THE TASKS ::
**a.** In the forum comments on external hard drives, what brand of enclosures does the second writer use?
**b.** Do these statements agree with the forum comments on external hard drives? Answer yes or no for each and quote the deciding words.
(i) Most laptops have a 6 pin FireWire connector.
(ii) The second writer suggests choosing the drive first and then finding a housing for it.
(iii) The Akasa enclosures have failed the second writer at least once.
**c.** Write what comes next in the forum comments on external hard drives, picking up after their final sentence.

Wow, I think I need to start saving up for one of those, obviously with the 7200RPM drives! Just two concerns come to mind in terms of bus power for something like this: As far as I know this only works with a 6 pin firewire connector and most laptops only have the 4 pin "mini-DV" type. Running two drives on bus power will put quite a drain on the bus. Most laptops barely handle the drain of a single drive so you might have reliability issues. –  Bluesman69 Jun 3 '11 at 7:12

My opinion on HD's is to buy the drive you want and then find a housing for it, you then know exactly what the manufacturer of the drive is (Seagate, Western Digital etc) and which model. Personally I like the Seagate Momentus drives with the GeForce protection, I have a number of these and about to get another one. I also use enclosures from Akasa, they are well made and have never let me down.

COLLECTED DATA ::
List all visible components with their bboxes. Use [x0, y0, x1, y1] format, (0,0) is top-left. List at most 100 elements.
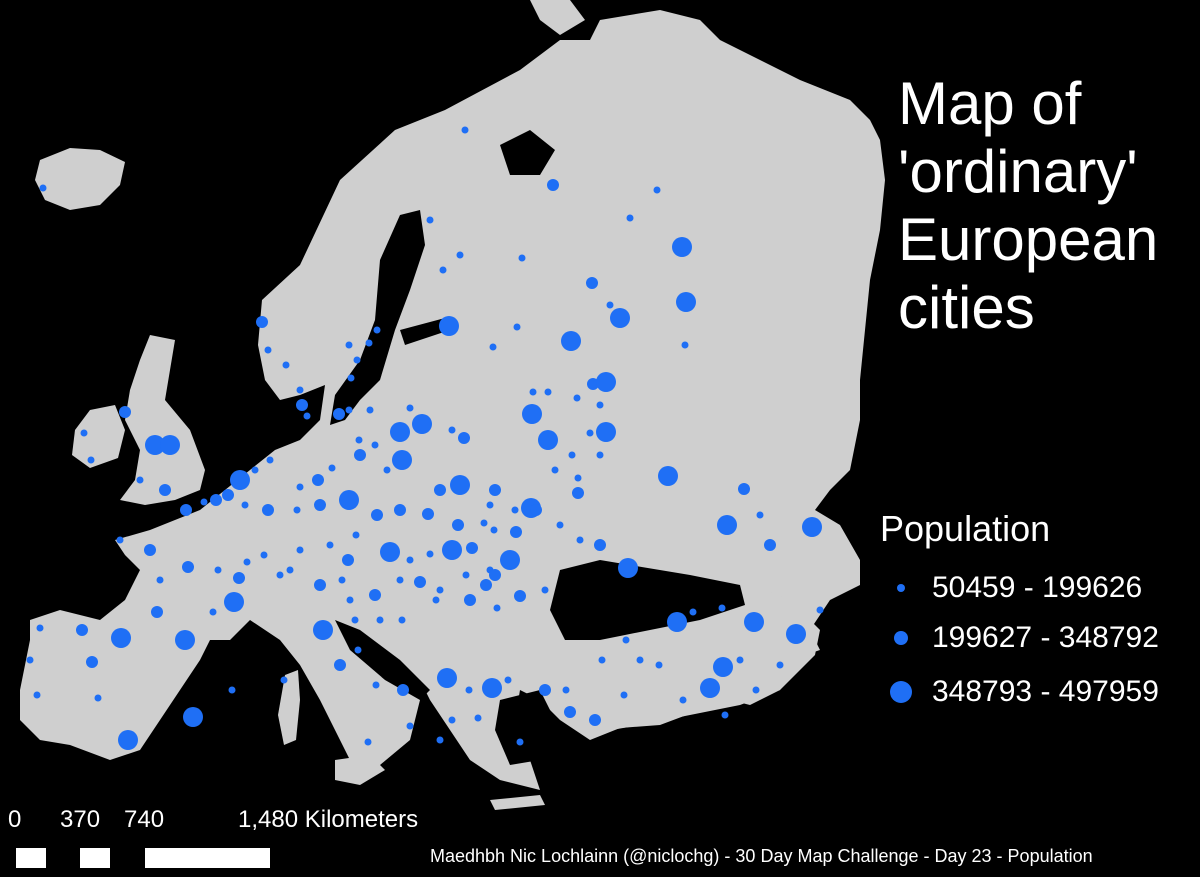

RESULTS BY TASK ::
**a.** Akasa

**b.**
(i) No: "this only works with a 6 pin firewire connector and most laptops only have the 4 pin"
(ii) Yes: "buy the drive you want and then find a housing for it"
(iii) No: "they are well made and have never let me down"

**c.**
If I were doing a trip like yours I would keep the drives separated, have one in one bag and one in another. Or give one to another person in your party (if there is another person), make sure they are synced, but if you drop a bag, or it gets stolen you still have another copy in another 'location'. You might also want to look at getting a couple of small Pelican cases for the drives.

Also burn DVD's every so often and post them back to yourself, they are available everywhere so you don't need to carry a supply and light enough that it won't cost you a fortune in postal costs.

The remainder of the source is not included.